** start Data entries **

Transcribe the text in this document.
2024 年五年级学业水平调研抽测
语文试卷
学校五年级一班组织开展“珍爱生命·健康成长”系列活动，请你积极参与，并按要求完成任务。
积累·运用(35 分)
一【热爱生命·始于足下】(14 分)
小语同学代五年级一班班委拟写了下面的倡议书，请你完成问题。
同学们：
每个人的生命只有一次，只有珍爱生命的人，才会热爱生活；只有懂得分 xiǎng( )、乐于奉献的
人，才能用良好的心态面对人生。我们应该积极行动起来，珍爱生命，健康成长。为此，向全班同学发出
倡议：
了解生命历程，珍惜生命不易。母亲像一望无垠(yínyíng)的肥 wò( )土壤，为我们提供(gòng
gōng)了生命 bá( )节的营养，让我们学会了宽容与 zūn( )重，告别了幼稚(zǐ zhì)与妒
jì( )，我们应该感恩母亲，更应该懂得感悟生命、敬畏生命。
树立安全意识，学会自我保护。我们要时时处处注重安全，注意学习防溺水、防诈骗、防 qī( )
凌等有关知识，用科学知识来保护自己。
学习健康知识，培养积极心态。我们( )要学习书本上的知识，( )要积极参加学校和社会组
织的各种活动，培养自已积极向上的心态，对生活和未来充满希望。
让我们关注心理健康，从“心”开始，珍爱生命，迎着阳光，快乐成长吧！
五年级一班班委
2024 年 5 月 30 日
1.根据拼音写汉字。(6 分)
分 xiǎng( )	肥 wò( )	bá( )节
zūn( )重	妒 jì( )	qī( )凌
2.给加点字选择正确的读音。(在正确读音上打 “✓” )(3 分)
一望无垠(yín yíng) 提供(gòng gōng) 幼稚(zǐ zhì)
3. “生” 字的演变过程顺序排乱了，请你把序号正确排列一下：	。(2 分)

** end Data entries **

» **Instructions to follow**
Return each line of the data exactly as written above.

» **Solution**
Transcribe the text in this document.
2024 年五年级学业水平调研抽测
语文试卷
学校五年级一班组织开展“珍爱生命·健康成长”系列活动，请你积极参与，并按要求完成任务。
积累·运用(35 分)
一【热爱生命·始于足下】(14 分)
小语同学代五年级一班班委拟写了下面的倡议书，请你完成问题。
同学们：
每个人的生命只有一次，只有珍爱生命的人，才会热爱生活；只有懂得分 xiǎng( )、乐于奉献的
人，才能用良好的心态面对人生。我们应该积极行动起来，珍爱生命，健康成长。为此，向全班同学发出
倡议：
了解生命历程，珍惜生命不易。母亲像一望无垠(yínyíng)的肥 wò( )土壤，为我们提供(gòng
gōng)了生命 bá( )节的营养，让我们学会了宽容与 zūn( )重，告别了幼稚(zǐ zhì)与妒
jì( )，我们应该感恩母亲，更应该懂得感悟生命、敬畏生命。
树立安全意识，学会自我保护。我们要时时处处注重安全，注意学习防溺水、防诈骗、防 qī( )
凌等有关知识，用科学知识来保护自己。
学习健康知识，培养积极心态。我们( )要学习书本上的知识，( )要积极参加学校和社会组
织的各种活动，培养自已积极向上的心态，对生活和未来充满希望。
让我们关注心理健康，从“心”开始，珍爱生命，迎着阳光，快乐成长吧！
五年级一班班委
2024 年 5 月 30 日
1.根据拼音写汉字。(6 分)
分 xiǎng( )	肥 wò( )	bá( )节
zūn( )重	妒 jì( )	qī( )凌
2.给加点字选择正确的读音。(在正确读音上打 “✓” )(3 分)
一望无垠(yín yíng) 提供(gòng gōng) 幼稚(zǐ zhì)
3. “生” 字的演变过程顺序排乱了，请你把序号正确排列一下：	。(2 分)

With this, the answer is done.